What the exercise asks: Return only the count of lines in which the word "Leiden" appears.
------------------------------------
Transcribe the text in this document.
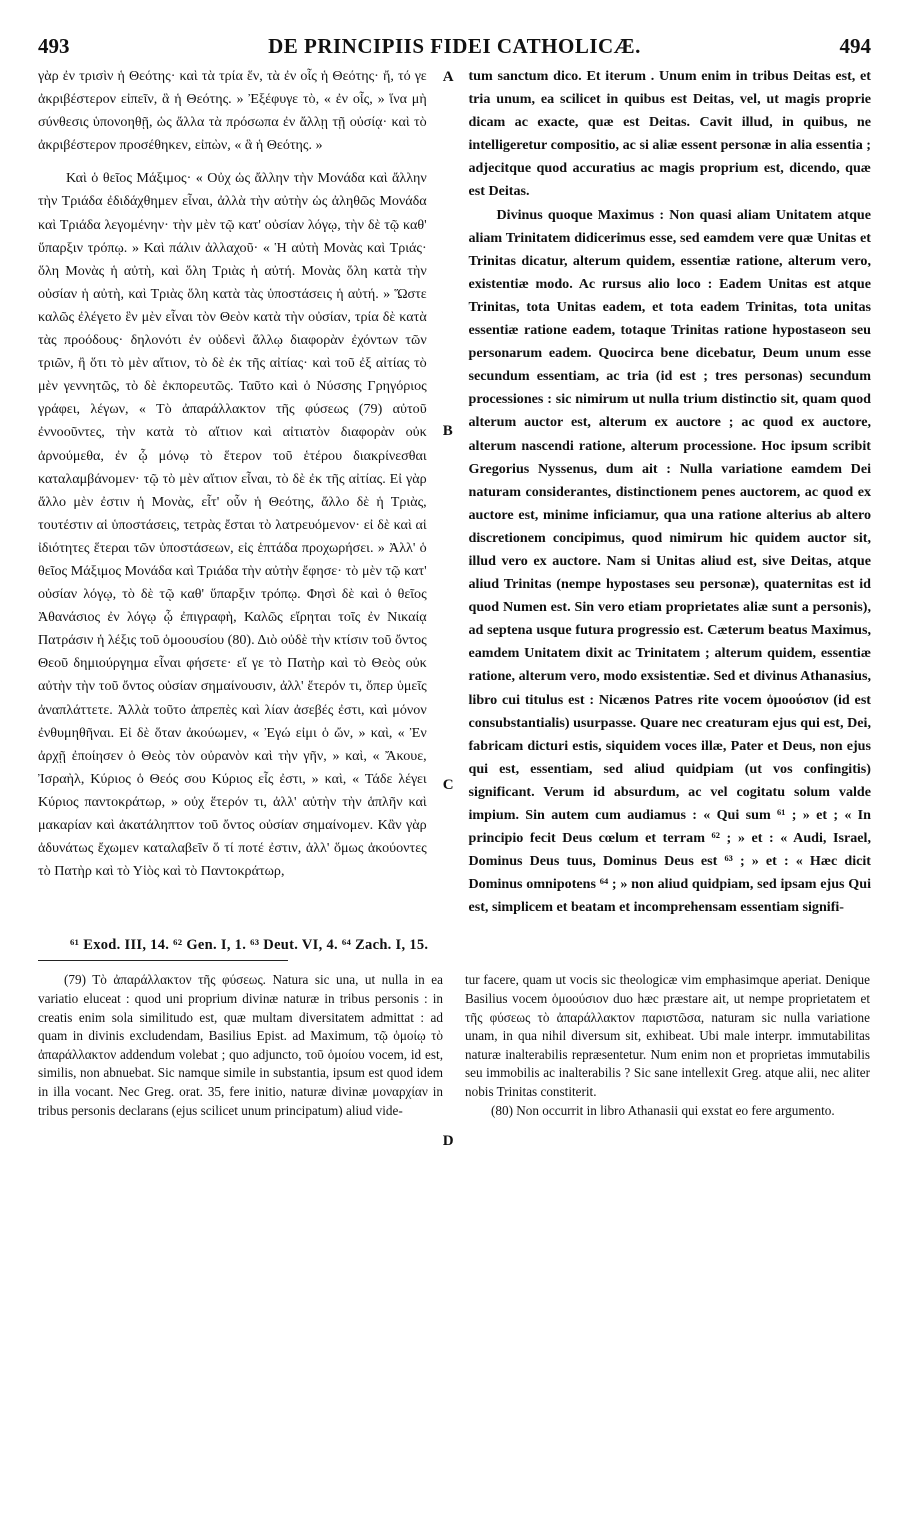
493	DE PRINCIPIIS FIDEI CATHOLICÆ.	494

γὰρ ἐν τρισὶν ἡ Θεότης· καὶ τὰ τρία ἕν, τὰ ἐν οἷς ἡ Θεότης· ἤ, τό γε ἀκριβέστερον εἰπεῖν, ἃ ἡ Θεότης. » Ἐξέφυγε τὸ, « ἐν οἷς, » ἵνα μὴ σύνθεσις ὑπονοηθῇ, ὡς ἄλλα τὰ πρόσωπα ἐν ἄλλῃ τῇ οὐσίᾳ· καὶ τὸ ἀκριβέστερον προσέθηκεν, εἰπὼν, « ἃ ἡ Θεότης. »

Καὶ ὁ θεῖος Μάξιμος· « Οὐχ ὡς ἄλλην τὴν Μονάδα καὶ ἄλλην τὴν Τριάδα ἐδιδάχθημεν εἶναι, ἀλλὰ τὴν αὐτὴν ὡς ἀληθῶς Μονάδα καὶ Τριάδα λεγομένην· τὴν μὲν τῷ κατ' οὐσίαν λόγῳ, τὴν δὲ τῷ καθ' ὕπαρξιν τρόπῳ. » Καὶ πάλιν ἀλλαχοῦ· « Ἡ αὐτὴ Μονὰς καὶ Τριάς· ὅλη Μονὰς ἡ αὐτὴ, καὶ ὅλη Τριὰς ἡ αὐτή. Μονὰς ὅλη κατὰ τὴν οὐσίαν ἡ αὐτὴ, καὶ Τριὰς ὅλη κατὰ τὰς ὑποστάσεις ἡ αὐτή. » Ὥστε καλῶς ἐλέγετο ἓν μὲν εἶναι τὸν Θεὸν κατὰ τὴν οὐσίαν, τρία δὲ κατὰ τὰς προόδους· δηλονότι ἐν οὐδενὶ ἄλλῳ διαφορὰν ἐχόντων τῶν τριῶν, ἢ ὅτι τὸ μὲν αἴτιον, τὸ δὲ ἐκ τῆς αἰτίας· καὶ τοῦ ἐξ αἰτίας τὸ μὲν γεννητῶς, τὸ δὲ ἐκπορευτῶς. Ταῦτο καὶ ὁ Νύσσης Γρηγόριος γράφει, λέγων, « Τὸ ἀπαράλλακτον τῆς φύσεως (79) αὐτοῦ ἐννοοῦντες, τὴν κατὰ τὸ αἴτιον καὶ αἰτιατὸν διαφορὰν οὐκ ἀρνούμεθα, ἐν ᾧ μόνῳ τὸ ἕτερον τοῦ ἑτέρου διακρίνεσθαι καταλαμβάνομεν· τῷ τὸ μὲν αἴτιον εἶναι, τὸ δὲ ἐκ τῆς αἰτίας. Εἰ γὰρ ἄλλο μὲν ἐστιν ἡ Μονὰς, εἶτ' οὖν ἡ Θεότης, ἄλλο δὲ ἡ Τριὰς, τουτέστιν αἱ ὑποστάσεις, τετρὰς ἔσται τὸ λατρευόμενον· εἰ δὲ καὶ αἱ ἰδιότητες ἕτεραι τῶν ὑποστάσεων, εἰς ἑπτάδα προχωρήσει. » Ἀλλ' ὁ θεῖος Μάξιμος Μονάδα καὶ Τριάδα τὴν αὐτὴν ἔφησε· τὸ μὲν τῷ κατ' οὐσίαν λόγῳ, τὸ δὲ τῷ καθ' ὕπαρξιν τρόπῳ. Φησὶ δὲ καὶ ὁ θεῖος Ἀθανάσιος ἐν λόγῳ ᾧ ἐπιγραφὴ, Καλῶς εἴρηται τοῖς ἐν Νικαίᾳ Πατράσιν ἡ λέξις τοῦ ὁμοουσίου (80). Διὸ οὐδὲ τὴν κτίσιν τοῦ ὄντος Θεοῦ δημιούργημα εἶναι φήσετε· εἴ γε τὸ Πατὴρ καὶ τὸ Θεὸς οὐκ αὐτὴν τὴν τοῦ ὄντος οὐσίαν σημαίνουσιν, ἀλλ' ἕτερόν τι, ὅπερ ὑμεῖς ἀναπλάττετε. Ἀλλὰ τοῦτο ἀπρεπὲς καὶ λίαν ἀσεβές ἐστι, καὶ μόνον ἐνθυμηθῆναι. Εἰ δὲ ὅταν ἀκούωμεν, « Ἐγώ εἰμι ὁ ὤν, » καὶ, « Ἐν ἀρχῇ ἐποίησεν ὁ Θεὸς τὸν οὐρανὸν καὶ τὴν γῆν, » καὶ, « Ἄκουε, Ἰσραὴλ, Κύριος ὁ Θεός σου Κύριος εἷς ἐστι, » καὶ, « Τάδε λέγει Κύριος παντοκράτωρ, » οὐχ ἕτερόν τι, ἀλλ' αὐτὴν τὴν ἁπλῆν καὶ μακαρίαν καὶ ἀκατάληπτον τοῦ ὄντος οὐσίαν σημαίνομεν. Κἂν γὰρ ἀδυνάτως ἔχωμεν καταλαβεῖν ὅ τί ποτέ ἐστιν, ἀλλ' ὅμως ἀκούοντες τὸ Πατὴρ καὶ τὸ Υἱὸς καὶ τὸ Παντοκράτωρ,

A
B
C
D

tum sanctum dico. Et iterum . Unum enim in tribus Deitas est, et tria unum, ea scilicet in quibus est Deitas, vel, ut magis proprie dicam ac exacte, quæ est Deitas. Cavit illud, in quibus, ne intelligeretur compositio, ac si aliæ essent personæ in alia essentia ; adjecitque quod accuratius ac magis proprium est, dicendo, quæ est Deitas.

Divinus quoque Maximus : Non quasi aliam Unitatem atque aliam Trinitatem didicerimus esse, sed eamdem vere quæ Unitas et Trinitas dicatur, alterum quidem, essentiæ ratione, alterum vero, existentiæ modo. Ac rursus alio loco : Eadem Unitas est atque Trinitas, tota Unitas eadem, et tota eadem Trinitas, tota unitas essentiæ ratione eadem, totaque Trinitas ratione hypostaseon seu personarum eadem. Quocirca bene dicebatur, Deum unum esse secundum essentiam, ac tria (id est ; tres personas) secundum processiones : sic nimirum ut nulla trium distinctio sit, quam quod alterum auctor est, alterum ex auctore ; ac quod ex auctore, alterum nascendi ratione, alterum processione. Hoc ipsum scribit Gregorius Nyssenus, dum ait : Nulla variatione eamdem Dei naturam considerantes, distinctionem penes auctorem, ac quod ex auctore est, minime inficiamur, qua una ratione alterius ab altero discretionem concipimus, quod nimirum hic quidem auctor sit, illud vero ex auctore. Nam si Unitas aliud est, sive Deitas, atque aliud Trinitas (nempe hypostases seu personæ), quaternitas est id quod Numen est. Sin vero etiam proprietates aliæ sunt a personis), ad septena usque futura progressio est. Cæterum beatus Maximus, eamdem Unitatem dixit ac Trinitatem ; alterum quidem, essentiæ ratione, alterum vero, modo exsistentiæ. Sed et divinus Athanasius, libro cui titulus est : Nicænos Patres rite vocem ὁμοούσιον (id est consubstantialis) usurpasse. Quare nec creaturam ejus qui est, Dei, fabricam dicturi estis, siquidem voces illæ, Pater et Deus, non ejus qui est, essentiam, sed aliud quidpiam (ut vos confingitis) significant. Verum id absurdum, ac vel cogitatu solum valde impium. Sin autem cum audiamus : « Qui sum ⁶¹ ; » et ; « In principio fecit Deus cœlum et terram ⁶² ; » et : « Audi, Israel, Dominus Deus tuus, Dominus Deus est ⁶³ ; » et : « Hæc dicit Dominus omnipotens ⁶⁴ ; » non aliud quidpiam, sed ipsam ejus Qui est, simplicem et beatam et incomprehensam essentiam signifi-

⁶¹ Exod. III, 14. ⁶² Gen. I, 1. ⁶³ Deut. VI, 4. ⁶⁴ Zach. I, 15.

(79) Τὸ ἀπαράλλακτον τῆς φύσεως. Natura sic una, ut nulla in ea variatio eluceat : quod uni proprium divinæ naturæ in tribus personis : in creatis enim sola similitudo est, quæ multam diversitatem admittat : ad quam in divinis excludendam, Basilius Epist. ad Maximum, τῷ ὁμοίῳ τὸ ἀπαράλλακτον addendum volebat ; quo adjuncto, τοῦ ὁμοίου vocem, id est, similis, non abnuebat. Sic namque simile in substantia, ipsum est quod idem in illa vocant. Nec Greg. orat. 35, fere initio, naturæ divinæ μοναρχίαν in tribus personis declarans (ejus scilicet unum principatum) aliud vide-

tur facere, quam ut vocis sic theologicæ vim emphasimque aperiat. Denique Basilius vocem ὁμοούσιον duo hæc præstare ait, ut nempe proprietatem et τῆς φύσεως τὸ ἀπαράλλακτον παριστῶσα, naturam sic nulla variatione unam, in qua nihil diversum sit, exhibeat. Ubi male interpr. immutabilitas naturæ inalterabilis repræsentetur. Num enim non et proprietas immutabilis seu immobilis ac inalterabilis ? Sic sane intellexit Greg. atque alii, nec aliter nobis Trinitas constiterit.

(80) Non occurrit in libro Athanasii qui exstat eo fere argumento.
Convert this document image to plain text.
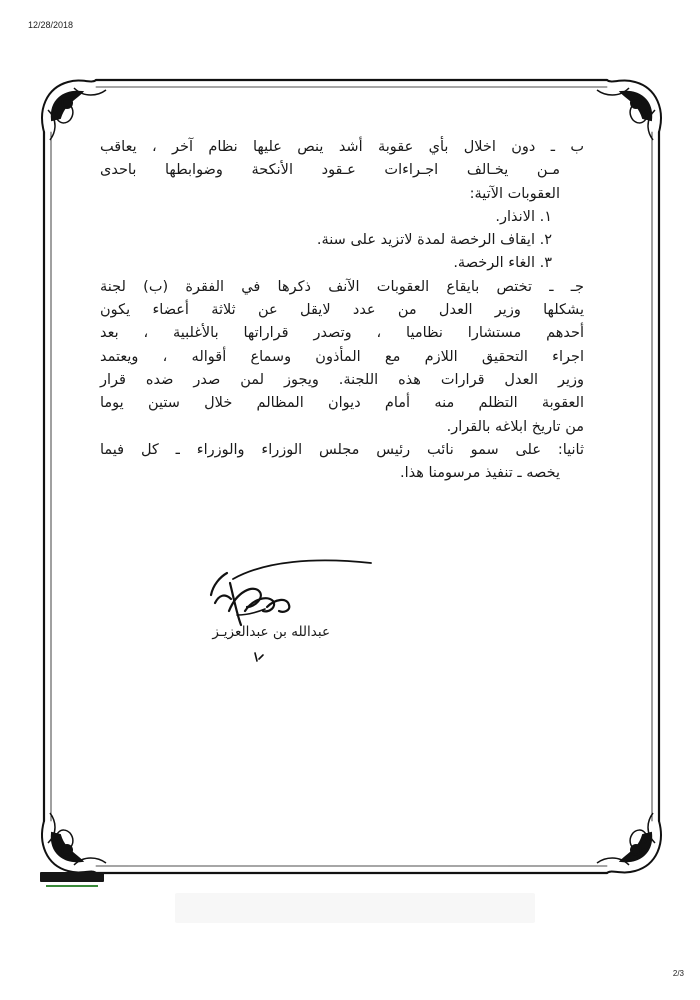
12/28/2018
ب ـ دون اخلال بأي عقوبة أشد ينص عليها نظام آخر ، يعاقب
مـن يخـالف اجـراءات عـقود الأنكحة وضوابطها باحدى
العقوبات الآتية:
١. الانذار.
٢. ايقاف الرخصة لمدة لاتزيد على سنة.
٣. الغاء الرخصة.
جـ ـ تختص بايقاع العقوبات الآنف ذكرها في الفقرة (ب) لجنة
يشكلها وزير العدل من عدد لايقل عن ثلاثة أعضاء يكون
أحدهم مستشارا نظاميا ، وتصدر قراراتها بالأغلبية ، بعد
اجراء التحقيق اللازم مع المأذون وسماع أقواله ، ويعتمد
وزير العدل قرارات هذه اللجنة. ويجوز لمن صدر ضده قرار
العقوبة التظلم منه أمام ديوان المظالم خلال ستين يوما
من تاريخ ابلاغه بالقرار.
ثانيا: على سمو نائب رئيس مجلس الوزراء والوزراء ـ كل فيما
يخصه ـ تنفيذ مرسومنا هذا.
عبدالله بن عبدالعزيـز
2/3
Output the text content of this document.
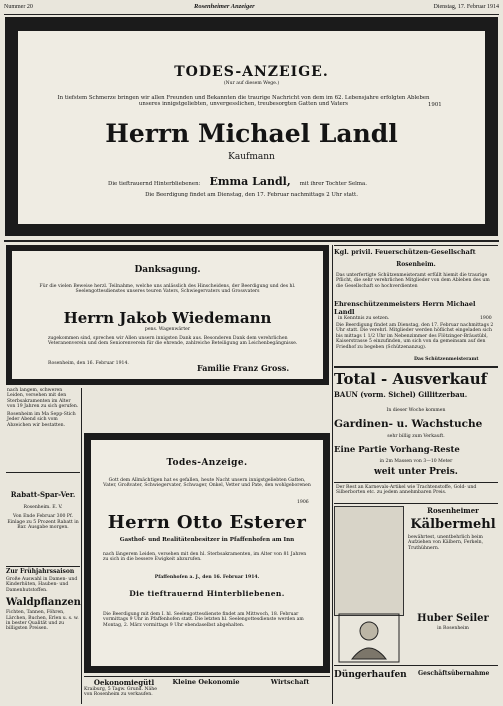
Nummer 20	Rosenheimer Anzeiger	Dienstag, 17. Februar 1914
TODES-ANZEIGE.
(Nur auf diesem Wege.)
In tiefstem Schmerze bringen wir allen Freunden und Bekannten die traurige Nachricht von dem im 62. Lebensjahre erfolgten Ableben unseres innigstgeliebten, unvergesslichen, treubesorgten Gatten und Vaters	1901
Herrn Michael Landl
Kaufmann
Die tieftrauernd Hinterbliebenen: Emma Landl, mit ihrer Tochter Selma.
Die Beerdigung findet am Dienstag, den 17. Februar nachmittags 2 Uhr statt.
Danksagung.
Für die vielen Beweise herzl. Teilnahme, welche uns anlässlich des Hinscheidens, der Beerdigung und des hl. Seelengottesdienstes unseres teuren Vaters, Schwiegervaters und Grossvaters
Herrn Jakob Wiedemann
pens. Wagenwärter
zugekommen sind, sprechen wir Allen unsern innigsten Dank aus. Besonderen Dank dem verehrlichen Veteranenverein und dem Seniorenverein für die ehrende, zahlreiche Beteiligung am Leichenbegängnisse.
Rosenheim, den 16. Februar 1914.	Familie Franz Gross.
nach langem, schweren Leiden, versehen mit den Sterbsakramenten im Alter von 19 Jahren zu sich gerufen.
Rosenheim im Ma Sepp-Stich Jeder Abend sich vom Abzeichen wir bestatten.
Rabatt-Spar-Ver.
Rosenheim. E. V.
Von Ende Februar 300 Pf. Einlage zu 5 Prozent Rabatt in Bar. Ausgabe morgen.
Zur Frühjahrssaison
Große Auswahl in Damen- und Kinderhüten, Hauben- und Damenhutstoffen.
Waldpflanzen
Fichten, Tannen, Föhren, Lärchen, Buchen, Erlen u. s. w. in bester Qualität und zu billigsten Preisen.
Todes-Anzeige.
Gott dem Allmächtigen hat es gefallen, heute Nacht unsern innigstgeliebten Gatten, Vater, Großvater, Schwiegervater, Schwager, Onkel, Vetter und Pate, den wohlgeborenen
1906
Herrn Otto Esterer
Gasthof- und Realitätenbesitzer in Pfaffenhofen am Inn
nach längerem Leiden, versehen mit den hl. Sterbsakramenten, im Alter von 81 Jahren zu sich in die bessere Ewigkeit abzurufen.
Pfaffenhofen a. J., den 16. Februar 1914.
Die tieftrauernd Hinterbliebenen.
Die Beerdigung mit dem I. hl. Seelengottesdienste findet am Mittwoch, 18. Februar vormittags 9 Uhr in Pfaffenhofen statt. Die letzten hl. Seelengottesdienste werden am Montag, 2. März vormittags 9 Uhr ebendaselbst abgehalten.
Oekonomiegütl
Kraiburg, 5 Tagw. Grund. Nähe von Rosenheim zu verkaufen.
Kleine Oekonomie	Wirtschaft
Kgl. privil. Feuerschützen-Gesellschaft
Rosenheim.
Das unterfertigte Schützenmeisteramt erfüllt hiemit die traurige Pflicht, die sehr verehrlichen Mitglieder von dem Ableben des um die Gesellschaft so hochverdienten
Ehrenschützenmeisters Herrn Michael Landl
in Kenntnis zu setzen.	1900
Die Beerdigung findet am Dienstag, den 17. Februar nachmittags 2 Uhr statt. Die verehrl. Mitglieder werden höflichst eingeladen sich bis mittags 1 1/2 Uhr im Nebenzimmer des Flötzinger-Bräustübl, Kaiserstrasse 5 einzufinden, um sich von da gemeinsam auf den Friedhof zu begeben (Schützenanzug).
Das Schützenmeisteramt
Total - Ausverkauf
BAUN (vorm. Sichel) Gillitzerbau.
In dieser Woche kommen
Gardinen- u. Wachstuche
sehr billig zum Verkauft.
Eine Partie Vorhang-Reste
in 2m Massen von 3—10 Meter
weit unter Preis.
Der Rest an Karnevals-Artikel wie Trachtenstoffe, Gold- und Silberborten etc. zu jedem annehmbaren Preis.
Rosenheimer
Kälbermehl
bewährtest, unentbehrlich beim Aufziehen von Kälbern, Ferkeln, Truthühnern.
Huber Seiler
in Rosenheim
Düngerhaufen	Geschäftsübernahme
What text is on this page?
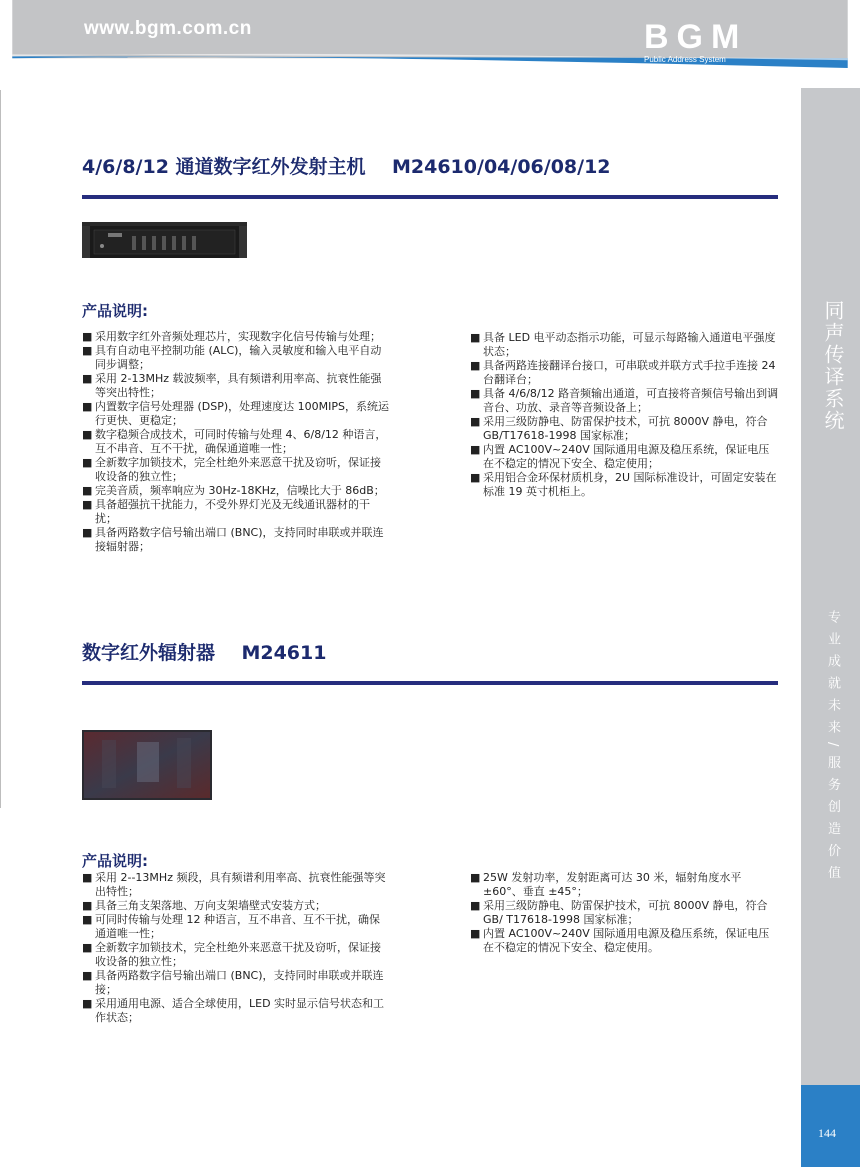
www.bgm.com.cn	BGM
Public Address System
同声传译系统
专业成就未来/服务创造价值
144
4/6/8/12 通道数字红外发射主机    M24610/04/06/08/12
产品说明:
■ 采用数字红外音频处理芯片，实现数字化信号传输与处理；
■ 具有自动电平控制功能 (ALC)，输入灵敏度和输入电平自动同步调整；
■ 采用 2-13MHz 载波频率，具有频谱利用率高、抗衰性能强等突出特性；
■ 内置数字信号处理器 (DSP)，处理速度达 100MIPS，系统运行更快、更稳定；
■ 数字稳频合成技术，可同时传输与处理 4、6/8/12 种语言，互不串音、互不干扰，确保通道唯一性；
■ 全新数字加锁技术，完全杜绝外来恶意干扰及窃听，保证接收设备的独立性；
■ 完美音质，频率响应为 30Hz-18KHz，信噪比大于 86dB；
■ 具备超强抗干扰能力，不受外界灯光及无线通讯器材的干扰；
■ 具备两路数字信号输出端口 (BNC)，支持同时串联或并联连接辐射器；
■ 具备 LED 电平动态指示功能，可显示每路输入通道电平强度状态；
■ 具备两路连接翻译台接口，可串联或并联方式手拉手连接 24 台翻译台；
■ 具备 4/6/8/12 路音频输出通道，可直接将音频信号输出到调音台、功放、录音等音频设备上；
■ 采用三级防静电、防雷保护技术，可抗 8000V 静电，符合 GB/T17618-1998 国家标准；
■ 内置 AC100V~240V 国际通用电源及稳压系统，保证电压在不稳定的情况下安全、稳定使用；
■ 采用铝合金环保材质机身，2U 国际标准设计，可固定安装在标准 19 英寸机柜上。
数字红外辐射器    M24611
产品说明:
■ 采用 2--13MHz 频段，具有频谱利用率高、抗衰性能强等突出特性；
■ 具备三角支架落地、万向支架墙壁式安装方式；
■ 可同时传输与处理 12 种语言，互不串音、互不干扰，确保通道唯一性；
■ 全新数字加锁技术，完全杜绝外来恶意干扰及窃听，保证接收设备的独立性；
■ 具备两路数字信号输出端口 (BNC)，支持同时串联或并联连接；
■ 采用通用电源、适合全球使用，LED 实时显示信号状态和工作状态；
■ 25W 发射功率，发射距离可达 30 米，辐射角度水平 ±60°、垂直 ±45°；
■ 采用三级防静电、防雷保护技术，可抗 8000V 静电，符合 GB/ T17618-1998 国家标准；
■ 内置 AC100V~240V 国际通用电源及稳压系统，保证电压在不稳定的情况下安全、稳定使用。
------------------------------------
The reply: 2